§ REQUIREMENTS: Scan the records for the word "this". Copy each line that includes it.

§ INFORMATION SUPPLIED:
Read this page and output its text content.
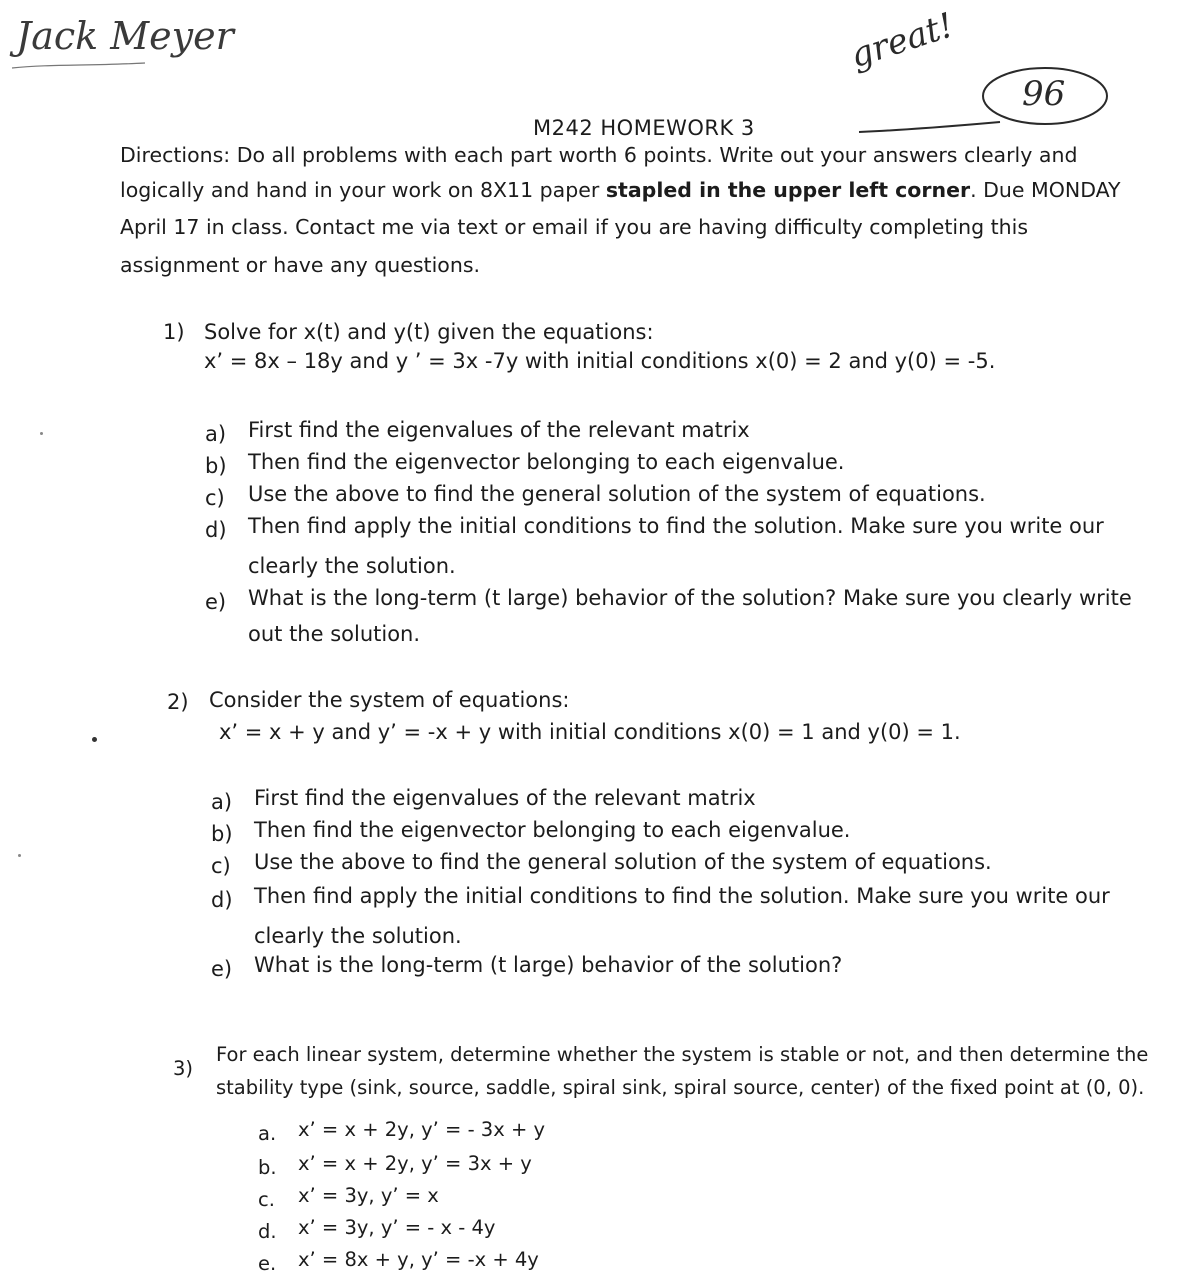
Jack Meyer	great!
96
M242 HOMEWORK 3
Directions: Do all problems with each part worth 6 points. Write out your answers clearly and
logically and hand in your work on 8X11 paper stapled in the upper left corner. Due MONDAY
April 17 in class. Contact me via text or email if you are having difficulty completing this
assignment or have any questions.
1) Solve for x(t) and y(t) given the equations:
x’ = 8x – 18y and y ’ = 3x -7y with initial conditions x(0) = 2 and y(0) = -5.
a) First find the eigenvalues of the relevant matrix
b) Then find the eigenvector belonging to each eigenvalue.
c) Use the above to find the general solution of the system of equations.
d) Then find apply the initial conditions to find the solution. Make sure you write our
clearly the solution.
e) What is the long-term (t large) behavior of the solution? Make sure you clearly write
out the solution.
2) Consider the system of equations:
x’ = x + y and y’ = -x + y with initial conditions x(0) = 1 and y(0) = 1.
a) First find the eigenvalues of the relevant matrix
b) Then find the eigenvector belonging to each eigenvalue.
c) Use the above to find the general solution of the system of equations.
d) Then find apply the initial conditions to find the solution. Make sure you write our
clearly the solution.
e) What is the long-term (t large) behavior of the solution?
3)
For each linear system, determine whether the system is stable or not, and then determine the
stability type (sink, source, saddle, spiral sink, spiral source, center) of the fixed point at (0, 0).
a. x’ = x + 2y, y’ = - 3x + y
b. x’ = x + 2y, y’ = 3x + y
c. x’ = 3y, y’ = x
d. x’ = 3y, y’ = - x - 4y
e. x’ = 8x + y, y’ = -x + 4y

§ FULL RESPONSE:
Read this page and output its text content.
April 17 in class. Contact me via text or email if you are having difficulty completing this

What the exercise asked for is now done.